• DATA:
········

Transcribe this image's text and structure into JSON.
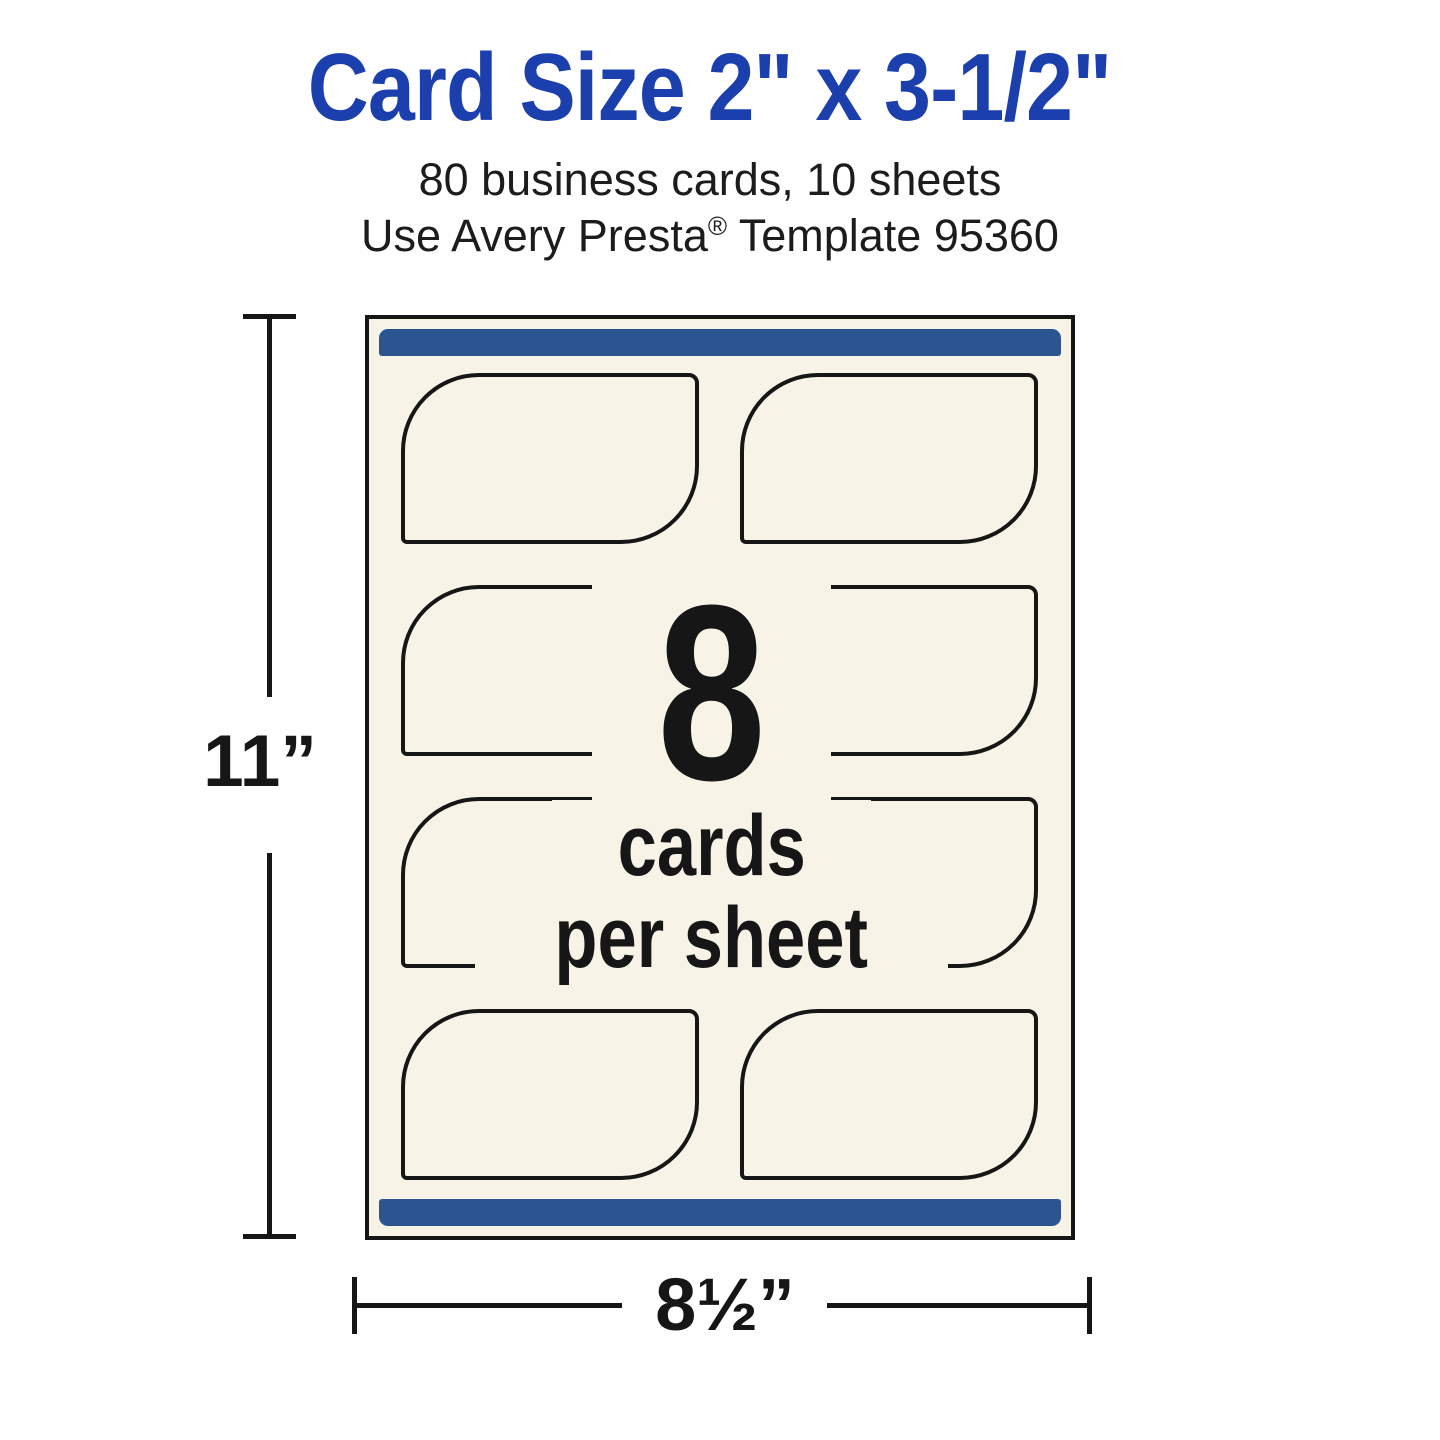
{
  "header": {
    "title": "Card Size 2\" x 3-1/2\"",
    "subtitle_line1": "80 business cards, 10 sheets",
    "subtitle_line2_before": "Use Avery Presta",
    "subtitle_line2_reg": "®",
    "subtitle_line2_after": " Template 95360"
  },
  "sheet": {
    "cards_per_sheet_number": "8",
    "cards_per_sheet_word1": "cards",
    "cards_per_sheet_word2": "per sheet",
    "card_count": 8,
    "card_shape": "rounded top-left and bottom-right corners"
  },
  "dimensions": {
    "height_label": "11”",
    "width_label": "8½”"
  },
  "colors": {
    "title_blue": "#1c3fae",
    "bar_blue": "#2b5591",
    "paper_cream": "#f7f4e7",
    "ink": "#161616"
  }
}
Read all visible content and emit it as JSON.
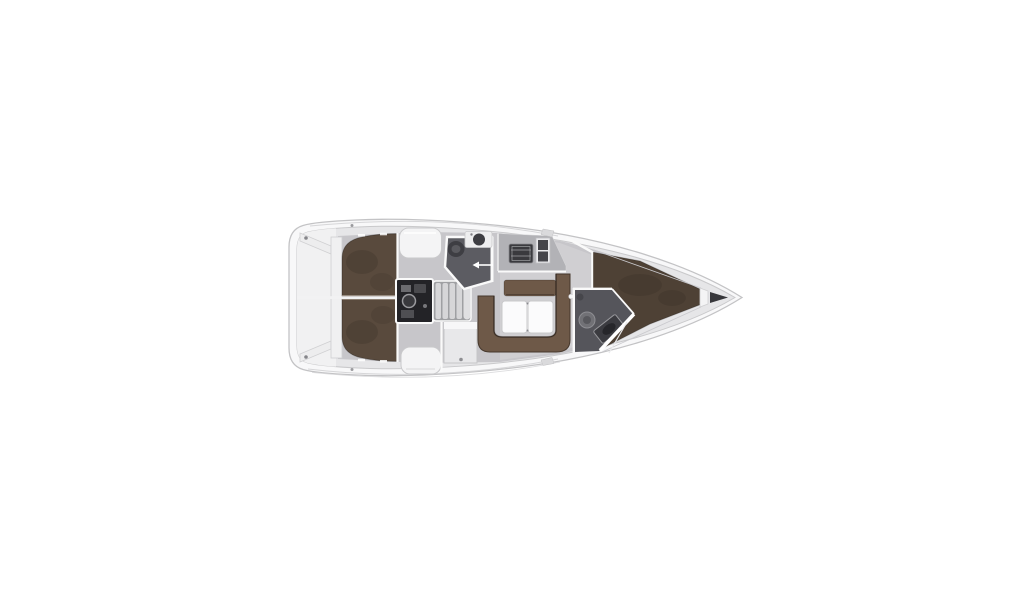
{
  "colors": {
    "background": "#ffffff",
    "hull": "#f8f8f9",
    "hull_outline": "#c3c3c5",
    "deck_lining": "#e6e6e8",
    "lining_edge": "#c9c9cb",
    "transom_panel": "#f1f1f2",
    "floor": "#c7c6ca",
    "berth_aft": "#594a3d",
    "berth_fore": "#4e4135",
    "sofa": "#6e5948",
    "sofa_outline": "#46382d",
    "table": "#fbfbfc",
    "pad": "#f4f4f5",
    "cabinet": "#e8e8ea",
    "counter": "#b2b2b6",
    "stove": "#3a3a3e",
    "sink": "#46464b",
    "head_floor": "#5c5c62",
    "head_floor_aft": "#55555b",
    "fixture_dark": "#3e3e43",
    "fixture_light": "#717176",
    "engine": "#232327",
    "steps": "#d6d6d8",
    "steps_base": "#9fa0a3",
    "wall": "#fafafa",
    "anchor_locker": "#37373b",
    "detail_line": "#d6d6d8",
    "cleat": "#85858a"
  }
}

········

• DIRECTIONS FOR THIS TASK:
Set every line down exactly as written, leaving each picture out.

• ANSWER TO THE TASK:
Transcribe this image's text and structure into JSON.
{
  "header": {
    "title": "Card Size 2\" x 3-1/2\"",
    "subtitle_line1": "80 business cards, 10 sheets",
    "subtitle_line2_before": "Use Avery Presta",
    "subtitle_line2_reg": "®",
    "subtitle_line2_after": " Template 95360"
  },
  "sheet": {
    "cards_per_sheet_number": "8",
    "cards_per_sheet_word1": "cards",
    "cards_per_sheet_word2": "per sheet",
    "card_count": 8,
    "card_shape": "rounded top-left and bottom-right corners"
  },
  "dimensions": {
    "height_label": "11”",
    "width_label": "8½”"
  },
  "colors": {
    "title_blue": "#1c3fae",
    "bar_blue": "#2b5591",
    "paper_cream": "#f7f4e7",
    "ink": "#161616"
  }
}
Read all visible content and emit it as JSON.
{
  "colors": {
    "background": "#ffffff",
    "hull": "#f8f8f9",
    "hull_outline": "#c3c3c5",
    "deck_lining": "#e6e6e8",
    "lining_edge": "#c9c9cb",
    "transom_panel": "#f1f1f2",
    "floor": "#c7c6ca",
    "berth_aft": "#594a3d",
    "berth_fore": "#4e4135",
    "sofa": "#6e5948",
    "sofa_outline": "#46382d",
    "table": "#fbfbfc",
    "pad": "#f4f4f5",
    "cabinet": "#e8e8ea",
    "counter": "#b2b2b6",
    "stove": "#3a3a3e",
    "sink": "#46464b",
    "head_floor": "#5c5c62",
    "head_floor_aft": "#55555b",
    "fixture_dark": "#3e3e43",
    "fixture_light": "#717176",
    "engine": "#232327",
    "steps": "#d6d6d8",
    "steps_base": "#9fa0a3",
    "wall": "#fafafa",
    "anchor_locker": "#37373b",
    "detail_line": "#d6d6d8",
    "cleat": "#85858a"
  }
}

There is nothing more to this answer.